### STORED DATA
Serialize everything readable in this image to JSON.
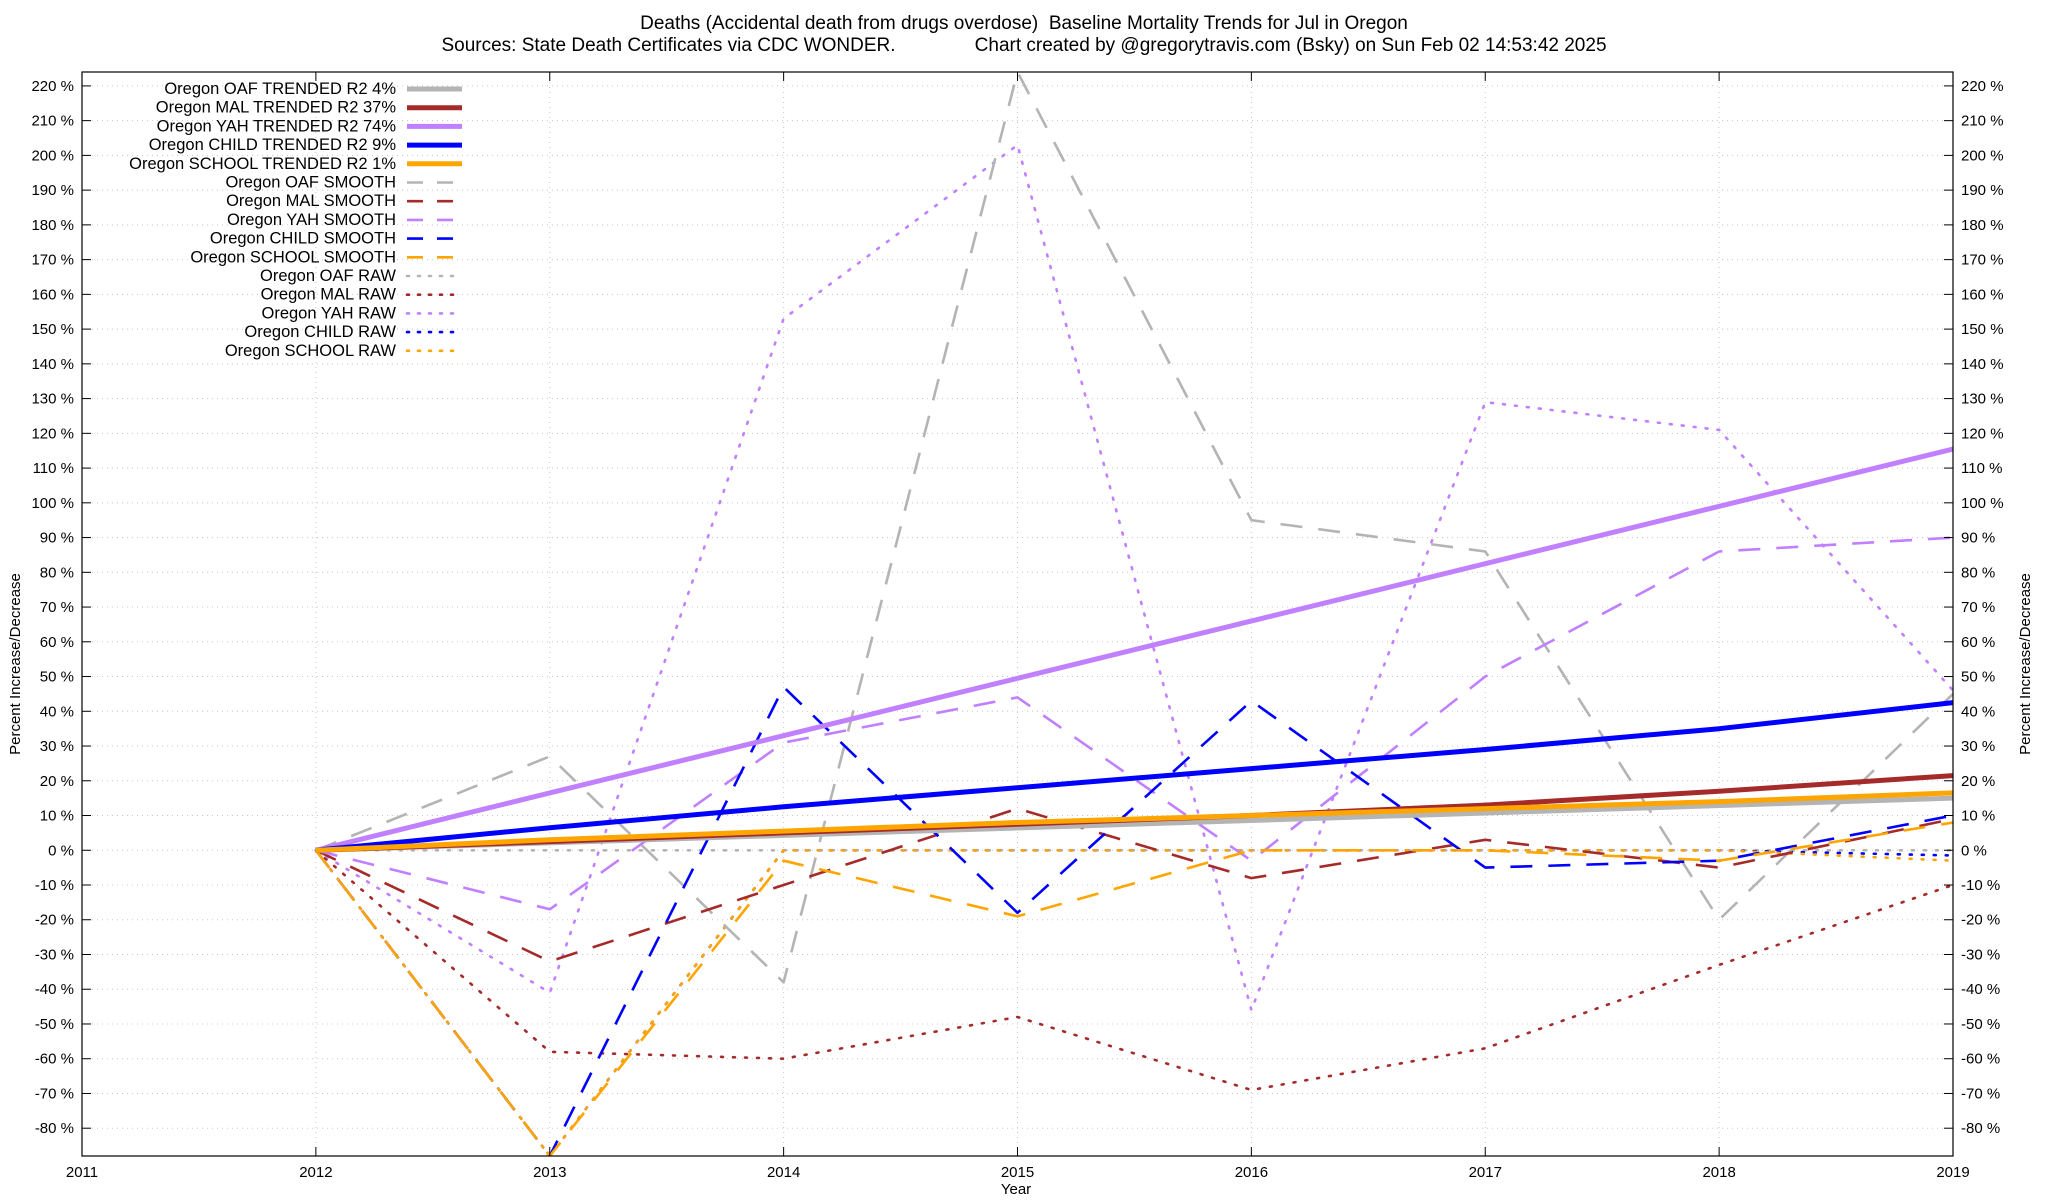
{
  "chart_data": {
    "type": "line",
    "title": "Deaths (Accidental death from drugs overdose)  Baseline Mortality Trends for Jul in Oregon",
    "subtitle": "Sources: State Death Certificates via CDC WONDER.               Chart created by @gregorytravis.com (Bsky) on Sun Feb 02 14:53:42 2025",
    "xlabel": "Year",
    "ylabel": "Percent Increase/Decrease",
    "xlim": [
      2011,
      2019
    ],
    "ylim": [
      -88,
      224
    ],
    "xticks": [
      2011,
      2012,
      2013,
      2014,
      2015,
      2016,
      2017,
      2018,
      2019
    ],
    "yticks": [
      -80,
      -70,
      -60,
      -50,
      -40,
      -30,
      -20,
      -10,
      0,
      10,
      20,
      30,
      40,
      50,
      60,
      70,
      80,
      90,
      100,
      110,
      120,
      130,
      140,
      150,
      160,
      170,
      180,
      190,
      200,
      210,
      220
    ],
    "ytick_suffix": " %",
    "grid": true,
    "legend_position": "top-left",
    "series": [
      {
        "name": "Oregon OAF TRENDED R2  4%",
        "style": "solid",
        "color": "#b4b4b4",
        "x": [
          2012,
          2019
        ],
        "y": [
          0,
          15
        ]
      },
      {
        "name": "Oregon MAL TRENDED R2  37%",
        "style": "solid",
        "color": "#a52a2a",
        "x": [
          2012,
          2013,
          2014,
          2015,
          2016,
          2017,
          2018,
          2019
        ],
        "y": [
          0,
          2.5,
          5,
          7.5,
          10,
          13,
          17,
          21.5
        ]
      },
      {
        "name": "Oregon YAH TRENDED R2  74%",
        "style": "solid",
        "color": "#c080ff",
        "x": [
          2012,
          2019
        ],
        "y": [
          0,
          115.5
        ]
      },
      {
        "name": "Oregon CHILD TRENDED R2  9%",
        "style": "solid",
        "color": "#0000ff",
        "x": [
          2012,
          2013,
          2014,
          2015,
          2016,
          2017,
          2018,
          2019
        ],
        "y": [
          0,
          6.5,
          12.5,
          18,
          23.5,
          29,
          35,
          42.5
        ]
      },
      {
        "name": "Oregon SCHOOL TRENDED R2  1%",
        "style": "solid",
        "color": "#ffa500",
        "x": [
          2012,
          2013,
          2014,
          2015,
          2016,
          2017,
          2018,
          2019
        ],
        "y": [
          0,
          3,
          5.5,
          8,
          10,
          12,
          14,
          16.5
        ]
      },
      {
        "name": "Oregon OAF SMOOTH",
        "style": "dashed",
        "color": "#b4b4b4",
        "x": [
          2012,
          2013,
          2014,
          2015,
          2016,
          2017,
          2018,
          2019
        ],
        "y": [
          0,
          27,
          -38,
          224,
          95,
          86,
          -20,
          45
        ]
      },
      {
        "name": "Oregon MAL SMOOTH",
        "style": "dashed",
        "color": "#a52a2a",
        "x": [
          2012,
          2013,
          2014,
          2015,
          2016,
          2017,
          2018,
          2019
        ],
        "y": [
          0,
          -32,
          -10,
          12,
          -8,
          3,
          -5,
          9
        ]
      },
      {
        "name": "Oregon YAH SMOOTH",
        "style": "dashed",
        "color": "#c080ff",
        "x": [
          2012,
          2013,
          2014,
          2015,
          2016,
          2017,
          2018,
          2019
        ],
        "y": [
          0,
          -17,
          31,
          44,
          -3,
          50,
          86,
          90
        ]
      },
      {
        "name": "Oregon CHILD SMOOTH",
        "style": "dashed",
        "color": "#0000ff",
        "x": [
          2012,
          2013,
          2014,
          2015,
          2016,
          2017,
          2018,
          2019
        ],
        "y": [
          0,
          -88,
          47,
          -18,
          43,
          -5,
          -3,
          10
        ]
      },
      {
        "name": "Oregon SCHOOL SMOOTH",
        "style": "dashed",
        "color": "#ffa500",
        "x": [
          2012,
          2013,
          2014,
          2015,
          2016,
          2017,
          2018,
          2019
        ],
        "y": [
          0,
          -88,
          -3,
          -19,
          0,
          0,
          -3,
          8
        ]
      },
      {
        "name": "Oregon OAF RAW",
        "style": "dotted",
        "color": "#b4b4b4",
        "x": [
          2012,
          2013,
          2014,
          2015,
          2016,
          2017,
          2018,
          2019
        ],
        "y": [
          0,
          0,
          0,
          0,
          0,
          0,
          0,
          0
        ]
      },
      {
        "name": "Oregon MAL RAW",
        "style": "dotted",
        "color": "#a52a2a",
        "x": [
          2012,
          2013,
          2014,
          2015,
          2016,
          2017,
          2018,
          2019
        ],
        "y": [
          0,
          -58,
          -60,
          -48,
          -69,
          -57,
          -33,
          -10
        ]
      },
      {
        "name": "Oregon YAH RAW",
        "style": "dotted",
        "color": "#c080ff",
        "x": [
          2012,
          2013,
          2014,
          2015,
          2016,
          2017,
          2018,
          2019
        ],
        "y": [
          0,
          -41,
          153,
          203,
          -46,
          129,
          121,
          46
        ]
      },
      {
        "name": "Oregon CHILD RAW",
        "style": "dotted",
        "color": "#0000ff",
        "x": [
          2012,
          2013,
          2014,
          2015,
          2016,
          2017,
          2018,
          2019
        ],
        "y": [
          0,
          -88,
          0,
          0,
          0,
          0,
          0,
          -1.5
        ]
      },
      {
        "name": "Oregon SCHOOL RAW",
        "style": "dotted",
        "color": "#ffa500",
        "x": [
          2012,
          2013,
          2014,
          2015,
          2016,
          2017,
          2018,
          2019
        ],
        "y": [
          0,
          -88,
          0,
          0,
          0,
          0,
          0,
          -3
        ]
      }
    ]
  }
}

### EXERCISE PROMPT
Without including any pictures, please restate all the records exactly.

### EXPECTED ANSWER
Serialize everything readable in this image to JSON.
{
  "chart_data": {
    "type": "line",
    "title": "Deaths (Accidental death from drugs overdose)  Baseline Mortality Trends for Jul in Oregon",
    "subtitle": "Sources: State Death Certificates via CDC WONDER.               Chart created by @gregorytravis.com (Bsky) on Sun Feb 02 14:53:42 2025",
    "xlabel": "Year",
    "ylabel": "Percent Increase/Decrease",
    "xlim": [
      2011,
      2019
    ],
    "ylim": [
      -88,
      224
    ],
    "xticks": [
      2011,
      2012,
      2013,
      2014,
      2015,
      2016,
      2017,
      2018,
      2019
    ],
    "yticks": [
      -80,
      -70,
      -60,
      -50,
      -40,
      -30,
      -20,
      -10,
      0,
      10,
      20,
      30,
      40,
      50,
      60,
      70,
      80,
      90,
      100,
      110,
      120,
      130,
      140,
      150,
      160,
      170,
      180,
      190,
      200,
      210,
      220
    ],
    "ytick_suffix": " %",
    "grid": true,
    "legend_position": "top-left",
    "series": [
      {
        "name": "Oregon OAF TRENDED R2  4%",
        "style": "solid",
        "color": "#b4b4b4",
        "x": [
          2012,
          2019
        ],
        "y": [
          0,
          15
        ]
      },
      {
        "name": "Oregon MAL TRENDED R2  37%",
        "style": "solid",
        "color": "#a52a2a",
        "x": [
          2012,
          2013,
          2014,
          2015,
          2016,
          2017,
          2018,
          2019
        ],
        "y": [
          0,
          2.5,
          5,
          7.5,
          10,
          13,
          17,
          21.5
        ]
      },
      {
        "name": "Oregon YAH TRENDED R2  74%",
        "style": "solid",
        "color": "#c080ff",
        "x": [
          2012,
          2019
        ],
        "y": [
          0,
          115.5
        ]
      },
      {
        "name": "Oregon CHILD TRENDED R2  9%",
        "style": "solid",
        "color": "#0000ff",
        "x": [
          2012,
          2013,
          2014,
          2015,
          2016,
          2017,
          2018,
          2019
        ],
        "y": [
          0,
          6.5,
          12.5,
          18,
          23.5,
          29,
          35,
          42.5
        ]
      },
      {
        "name": "Oregon SCHOOL TRENDED R2  1%",
        "style": "solid",
        "color": "#ffa500",
        "x": [
          2012,
          2013,
          2014,
          2015,
          2016,
          2017,
          2018,
          2019
        ],
        "y": [
          0,
          3,
          5.5,
          8,
          10,
          12,
          14,
          16.5
        ]
      },
      {
        "name": "Oregon OAF SMOOTH",
        "style": "dashed",
        "color": "#b4b4b4",
        "x": [
          2012,
          2013,
          2014,
          2015,
          2016,
          2017,
          2018,
          2019
        ],
        "y": [
          0,
          27,
          -38,
          224,
          95,
          86,
          -20,
          45
        ]
      },
      {
        "name": "Oregon MAL SMOOTH",
        "style": "dashed",
        "color": "#a52a2a",
        "x": [
          2012,
          2013,
          2014,
          2015,
          2016,
          2017,
          2018,
          2019
        ],
        "y": [
          0,
          -32,
          -10,
          12,
          -8,
          3,
          -5,
          9
        ]
      },
      {
        "name": "Oregon YAH SMOOTH",
        "style": "dashed",
        "color": "#c080ff",
        "x": [
          2012,
          2013,
          2014,
          2015,
          2016,
          2017,
          2018,
          2019
        ],
        "y": [
          0,
          -17,
          31,
          44,
          -3,
          50,
          86,
          90
        ]
      },
      {
        "name": "Oregon CHILD SMOOTH",
        "style": "dashed",
        "color": "#0000ff",
        "x": [
          2012,
          2013,
          2014,
          2015,
          2016,
          2017,
          2018,
          2019
        ],
        "y": [
          0,
          -88,
          47,
          -18,
          43,
          -5,
          -3,
          10
        ]
      },
      {
        "name": "Oregon SCHOOL SMOOTH",
        "style": "dashed",
        "color": "#ffa500",
        "x": [
          2012,
          2013,
          2014,
          2015,
          2016,
          2017,
          2018,
          2019
        ],
        "y": [
          0,
          -88,
          -3,
          -19,
          0,
          0,
          -3,
          8
        ]
      },
      {
        "name": "Oregon OAF RAW",
        "style": "dotted",
        "color": "#b4b4b4",
        "x": [
          2012,
          2013,
          2014,
          2015,
          2016,
          2017,
          2018,
          2019
        ],
        "y": [
          0,
          0,
          0,
          0,
          0,
          0,
          0,
          0
        ]
      },
      {
        "name": "Oregon MAL RAW",
        "style": "dotted",
        "color": "#a52a2a",
        "x": [
          2012,
          2013,
          2014,
          2015,
          2016,
          2017,
          2018,
          2019
        ],
        "y": [
          0,
          -58,
          -60,
          -48,
          -69,
          -57,
          -33,
          -10
        ]
      },
      {
        "name": "Oregon YAH RAW",
        "style": "dotted",
        "color": "#c080ff",
        "x": [
          2012,
          2013,
          2014,
          2015,
          2016,
          2017,
          2018,
          2019
        ],
        "y": [
          0,
          -41,
          153,
          203,
          -46,
          129,
          121,
          46
        ]
      },
      {
        "name": "Oregon CHILD RAW",
        "style": "dotted",
        "color": "#0000ff",
        "x": [
          2012,
          2013,
          2014,
          2015,
          2016,
          2017,
          2018,
          2019
        ],
        "y": [
          0,
          -88,
          0,
          0,
          0,
          0,
          0,
          -1.5
        ]
      },
      {
        "name": "Oregon SCHOOL RAW",
        "style": "dotted",
        "color": "#ffa500",
        "x": [
          2012,
          2013,
          2014,
          2015,
          2016,
          2017,
          2018,
          2019
        ],
        "y": [
          0,
          -88,
          0,
          0,
          0,
          0,
          0,
          -3
        ]
      }
    ]
  }
}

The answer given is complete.